- [SET TASK]
Copy every line from the data below in which the string "indicators" can be found.

%%

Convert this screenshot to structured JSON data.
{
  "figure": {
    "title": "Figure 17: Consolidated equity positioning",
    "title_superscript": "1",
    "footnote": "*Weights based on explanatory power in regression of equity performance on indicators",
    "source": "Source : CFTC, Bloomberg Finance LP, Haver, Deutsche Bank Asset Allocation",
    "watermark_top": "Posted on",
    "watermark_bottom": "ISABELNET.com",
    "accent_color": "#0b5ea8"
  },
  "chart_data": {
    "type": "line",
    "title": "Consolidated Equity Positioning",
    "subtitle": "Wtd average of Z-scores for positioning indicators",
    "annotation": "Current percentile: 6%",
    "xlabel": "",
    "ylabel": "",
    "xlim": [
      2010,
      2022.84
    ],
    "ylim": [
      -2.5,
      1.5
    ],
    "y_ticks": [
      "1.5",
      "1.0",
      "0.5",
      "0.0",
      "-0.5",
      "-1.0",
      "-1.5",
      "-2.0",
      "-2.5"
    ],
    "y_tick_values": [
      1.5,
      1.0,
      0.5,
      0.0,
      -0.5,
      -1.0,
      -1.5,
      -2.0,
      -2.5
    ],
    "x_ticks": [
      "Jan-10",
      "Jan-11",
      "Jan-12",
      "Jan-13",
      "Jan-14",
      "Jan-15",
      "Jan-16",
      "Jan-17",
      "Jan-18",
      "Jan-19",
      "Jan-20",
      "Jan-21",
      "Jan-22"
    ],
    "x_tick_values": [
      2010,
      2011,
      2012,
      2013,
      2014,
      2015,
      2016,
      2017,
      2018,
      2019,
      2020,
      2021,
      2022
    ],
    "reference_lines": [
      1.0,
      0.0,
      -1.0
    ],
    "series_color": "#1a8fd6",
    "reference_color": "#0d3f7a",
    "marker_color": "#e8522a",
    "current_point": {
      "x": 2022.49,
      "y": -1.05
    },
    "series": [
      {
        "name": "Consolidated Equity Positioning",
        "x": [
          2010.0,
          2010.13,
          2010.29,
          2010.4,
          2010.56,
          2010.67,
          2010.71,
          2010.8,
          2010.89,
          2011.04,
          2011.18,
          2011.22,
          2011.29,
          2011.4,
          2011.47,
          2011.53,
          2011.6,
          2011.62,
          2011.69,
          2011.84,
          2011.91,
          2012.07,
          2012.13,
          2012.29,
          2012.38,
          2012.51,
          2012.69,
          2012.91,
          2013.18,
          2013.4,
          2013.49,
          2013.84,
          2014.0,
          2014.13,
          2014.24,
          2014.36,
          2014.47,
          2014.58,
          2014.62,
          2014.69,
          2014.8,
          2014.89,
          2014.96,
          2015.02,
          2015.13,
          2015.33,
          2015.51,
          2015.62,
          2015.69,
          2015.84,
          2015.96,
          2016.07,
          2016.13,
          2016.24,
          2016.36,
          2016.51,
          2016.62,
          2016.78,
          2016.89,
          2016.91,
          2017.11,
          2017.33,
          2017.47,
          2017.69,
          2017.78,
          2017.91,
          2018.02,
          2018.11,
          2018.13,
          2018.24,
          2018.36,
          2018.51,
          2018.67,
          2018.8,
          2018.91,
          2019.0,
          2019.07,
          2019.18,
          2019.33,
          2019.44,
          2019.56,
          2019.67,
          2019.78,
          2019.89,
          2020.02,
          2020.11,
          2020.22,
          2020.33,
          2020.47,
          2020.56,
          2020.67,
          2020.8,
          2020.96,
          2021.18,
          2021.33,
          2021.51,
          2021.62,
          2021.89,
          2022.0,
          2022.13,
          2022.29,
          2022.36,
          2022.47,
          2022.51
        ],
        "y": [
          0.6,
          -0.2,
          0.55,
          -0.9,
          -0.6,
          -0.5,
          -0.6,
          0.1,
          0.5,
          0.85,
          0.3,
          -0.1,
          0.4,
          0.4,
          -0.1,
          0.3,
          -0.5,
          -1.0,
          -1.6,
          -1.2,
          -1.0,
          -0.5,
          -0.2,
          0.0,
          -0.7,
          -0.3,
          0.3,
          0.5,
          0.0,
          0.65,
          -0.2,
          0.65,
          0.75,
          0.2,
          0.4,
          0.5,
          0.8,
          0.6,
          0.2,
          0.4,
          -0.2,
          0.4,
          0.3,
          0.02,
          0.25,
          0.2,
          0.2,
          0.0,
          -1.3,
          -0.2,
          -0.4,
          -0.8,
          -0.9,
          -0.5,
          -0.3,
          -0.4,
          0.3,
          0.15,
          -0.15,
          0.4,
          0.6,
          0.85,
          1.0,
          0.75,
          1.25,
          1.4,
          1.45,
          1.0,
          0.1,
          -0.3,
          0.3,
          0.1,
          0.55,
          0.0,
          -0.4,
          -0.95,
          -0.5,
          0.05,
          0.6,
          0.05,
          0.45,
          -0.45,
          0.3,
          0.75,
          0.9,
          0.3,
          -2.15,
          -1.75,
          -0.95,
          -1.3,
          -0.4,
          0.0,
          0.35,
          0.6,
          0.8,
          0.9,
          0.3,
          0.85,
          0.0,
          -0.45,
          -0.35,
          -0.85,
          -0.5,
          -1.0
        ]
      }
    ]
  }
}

%%

- [TASK RESULT]
    "footnote": "*Weights based on explanatory power in regression of equity performance on indicators",
    "subtitle": "Wtd average of Z-scores for positioning indicators",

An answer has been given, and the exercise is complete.